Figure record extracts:
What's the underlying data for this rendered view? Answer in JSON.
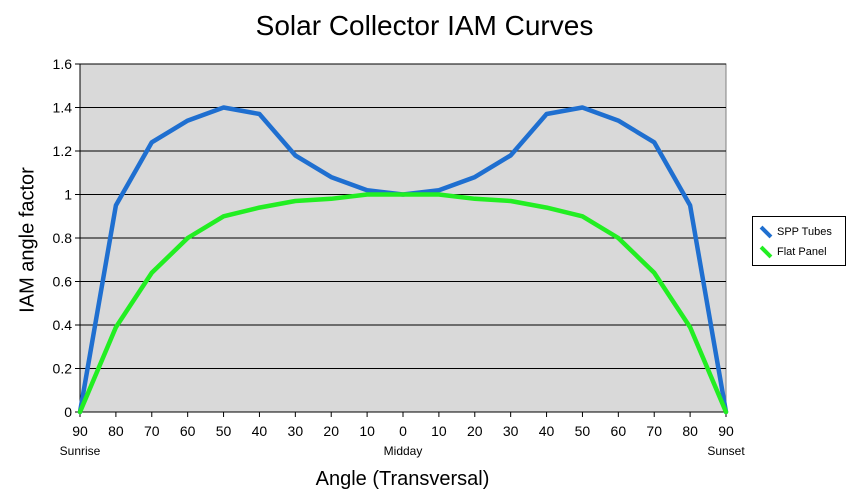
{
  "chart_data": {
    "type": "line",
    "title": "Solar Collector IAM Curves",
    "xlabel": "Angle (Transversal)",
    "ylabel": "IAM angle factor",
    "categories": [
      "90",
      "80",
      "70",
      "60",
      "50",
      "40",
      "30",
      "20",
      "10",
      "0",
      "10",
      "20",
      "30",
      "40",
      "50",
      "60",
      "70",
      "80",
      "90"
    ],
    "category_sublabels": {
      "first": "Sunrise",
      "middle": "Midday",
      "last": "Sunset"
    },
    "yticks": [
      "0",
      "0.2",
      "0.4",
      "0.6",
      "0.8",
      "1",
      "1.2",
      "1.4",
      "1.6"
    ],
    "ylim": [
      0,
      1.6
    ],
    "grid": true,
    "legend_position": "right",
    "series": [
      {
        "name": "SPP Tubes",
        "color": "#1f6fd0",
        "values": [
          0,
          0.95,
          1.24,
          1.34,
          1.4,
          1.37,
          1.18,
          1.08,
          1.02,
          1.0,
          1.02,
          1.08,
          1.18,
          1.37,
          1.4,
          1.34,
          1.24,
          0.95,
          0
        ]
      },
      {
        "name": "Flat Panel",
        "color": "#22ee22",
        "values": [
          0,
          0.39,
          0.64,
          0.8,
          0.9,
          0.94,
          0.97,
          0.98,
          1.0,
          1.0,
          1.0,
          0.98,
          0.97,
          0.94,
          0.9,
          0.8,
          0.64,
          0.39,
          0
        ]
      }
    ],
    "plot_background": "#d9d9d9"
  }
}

---

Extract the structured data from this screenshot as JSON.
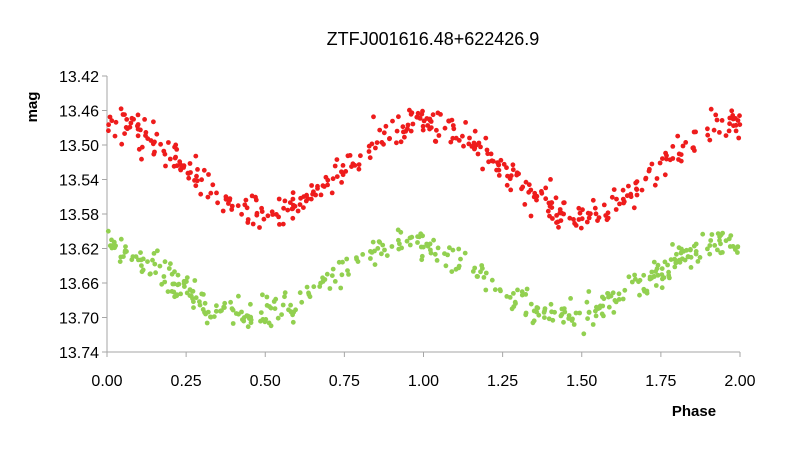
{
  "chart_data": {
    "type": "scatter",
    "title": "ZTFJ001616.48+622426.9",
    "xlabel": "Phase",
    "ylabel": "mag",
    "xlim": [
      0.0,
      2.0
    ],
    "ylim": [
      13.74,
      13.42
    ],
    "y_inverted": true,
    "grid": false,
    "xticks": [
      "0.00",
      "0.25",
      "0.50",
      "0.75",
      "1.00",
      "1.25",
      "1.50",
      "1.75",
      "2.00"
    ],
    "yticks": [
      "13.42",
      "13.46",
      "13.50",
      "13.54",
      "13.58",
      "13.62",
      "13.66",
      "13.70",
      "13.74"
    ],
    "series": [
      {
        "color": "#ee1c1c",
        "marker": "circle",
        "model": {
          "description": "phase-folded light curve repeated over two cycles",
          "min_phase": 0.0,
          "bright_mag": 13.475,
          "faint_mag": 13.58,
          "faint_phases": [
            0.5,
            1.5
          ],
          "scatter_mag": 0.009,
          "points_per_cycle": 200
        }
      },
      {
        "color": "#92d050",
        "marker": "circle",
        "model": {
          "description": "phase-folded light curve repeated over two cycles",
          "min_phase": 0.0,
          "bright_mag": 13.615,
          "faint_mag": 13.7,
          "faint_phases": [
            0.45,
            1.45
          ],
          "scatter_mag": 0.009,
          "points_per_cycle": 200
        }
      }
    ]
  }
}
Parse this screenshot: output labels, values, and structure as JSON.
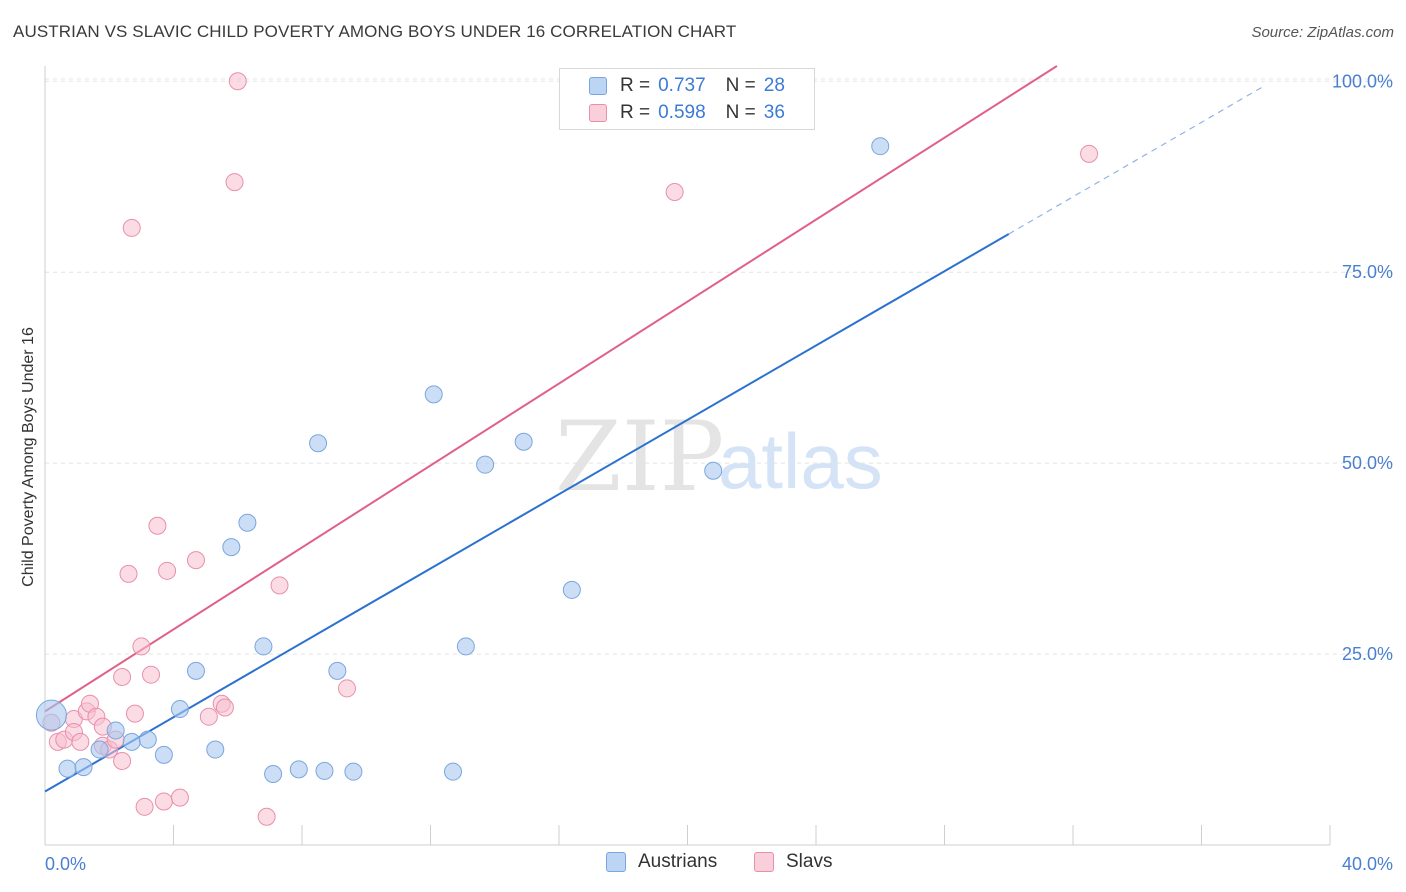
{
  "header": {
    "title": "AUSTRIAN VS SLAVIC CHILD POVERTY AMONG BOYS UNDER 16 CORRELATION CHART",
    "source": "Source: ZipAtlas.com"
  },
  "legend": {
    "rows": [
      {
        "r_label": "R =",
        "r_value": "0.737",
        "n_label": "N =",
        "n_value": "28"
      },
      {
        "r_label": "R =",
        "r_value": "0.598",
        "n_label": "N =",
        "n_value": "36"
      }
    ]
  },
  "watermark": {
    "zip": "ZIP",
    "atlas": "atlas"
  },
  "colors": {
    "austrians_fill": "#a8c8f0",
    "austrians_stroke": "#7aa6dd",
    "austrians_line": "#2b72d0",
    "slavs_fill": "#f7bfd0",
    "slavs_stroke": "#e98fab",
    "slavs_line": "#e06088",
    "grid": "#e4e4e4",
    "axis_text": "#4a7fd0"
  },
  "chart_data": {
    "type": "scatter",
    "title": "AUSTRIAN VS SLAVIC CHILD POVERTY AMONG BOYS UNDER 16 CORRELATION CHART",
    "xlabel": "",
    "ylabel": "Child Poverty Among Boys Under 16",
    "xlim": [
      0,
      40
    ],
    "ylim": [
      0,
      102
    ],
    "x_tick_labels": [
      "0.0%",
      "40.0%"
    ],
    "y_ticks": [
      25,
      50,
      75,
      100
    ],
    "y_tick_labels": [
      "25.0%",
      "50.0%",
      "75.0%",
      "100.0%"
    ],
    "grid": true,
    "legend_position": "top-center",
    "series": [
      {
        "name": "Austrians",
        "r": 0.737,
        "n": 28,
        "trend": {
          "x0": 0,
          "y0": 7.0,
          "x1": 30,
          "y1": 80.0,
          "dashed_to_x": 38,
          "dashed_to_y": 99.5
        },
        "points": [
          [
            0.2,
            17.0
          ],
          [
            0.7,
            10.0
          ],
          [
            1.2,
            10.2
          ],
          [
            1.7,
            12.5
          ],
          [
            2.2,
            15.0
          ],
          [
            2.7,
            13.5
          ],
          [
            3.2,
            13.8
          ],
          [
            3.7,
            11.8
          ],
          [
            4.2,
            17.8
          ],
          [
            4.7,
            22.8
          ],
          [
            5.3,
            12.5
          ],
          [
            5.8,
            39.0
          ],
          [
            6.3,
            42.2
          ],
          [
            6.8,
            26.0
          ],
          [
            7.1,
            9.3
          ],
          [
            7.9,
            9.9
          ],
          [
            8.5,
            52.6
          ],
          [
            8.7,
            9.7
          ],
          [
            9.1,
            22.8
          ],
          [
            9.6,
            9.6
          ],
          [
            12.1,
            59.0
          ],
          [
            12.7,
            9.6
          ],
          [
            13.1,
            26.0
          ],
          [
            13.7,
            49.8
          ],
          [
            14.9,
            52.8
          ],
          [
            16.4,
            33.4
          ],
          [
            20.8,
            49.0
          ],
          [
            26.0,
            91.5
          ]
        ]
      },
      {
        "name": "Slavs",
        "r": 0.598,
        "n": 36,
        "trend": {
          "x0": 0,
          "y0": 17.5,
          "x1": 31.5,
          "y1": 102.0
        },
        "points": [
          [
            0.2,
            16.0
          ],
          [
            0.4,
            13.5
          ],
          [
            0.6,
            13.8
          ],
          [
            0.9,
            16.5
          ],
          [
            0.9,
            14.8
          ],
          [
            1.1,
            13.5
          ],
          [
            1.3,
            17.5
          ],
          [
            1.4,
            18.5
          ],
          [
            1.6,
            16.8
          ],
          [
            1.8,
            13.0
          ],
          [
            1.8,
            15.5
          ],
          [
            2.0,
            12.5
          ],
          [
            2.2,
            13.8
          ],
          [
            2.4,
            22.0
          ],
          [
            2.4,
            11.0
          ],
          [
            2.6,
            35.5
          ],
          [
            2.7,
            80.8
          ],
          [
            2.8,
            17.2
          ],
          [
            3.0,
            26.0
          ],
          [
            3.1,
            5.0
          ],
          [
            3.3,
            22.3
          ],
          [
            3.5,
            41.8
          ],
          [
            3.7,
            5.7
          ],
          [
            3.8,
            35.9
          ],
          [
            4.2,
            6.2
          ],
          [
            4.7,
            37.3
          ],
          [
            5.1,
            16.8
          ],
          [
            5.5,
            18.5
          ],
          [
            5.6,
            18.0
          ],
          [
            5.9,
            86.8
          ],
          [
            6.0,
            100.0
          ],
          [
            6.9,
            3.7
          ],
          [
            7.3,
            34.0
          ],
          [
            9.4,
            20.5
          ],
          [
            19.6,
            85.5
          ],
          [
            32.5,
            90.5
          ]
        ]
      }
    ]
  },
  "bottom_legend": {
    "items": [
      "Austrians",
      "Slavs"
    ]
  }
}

- Problem description -
Find each line holding the string "this" and copy it out.

- Solution below -
What's the underlying data for this rendered view? Answer in JSON.
Extract the structured data from this screenshot as JSON.
Parse this screenshot: output labels, values, and structure as JSON.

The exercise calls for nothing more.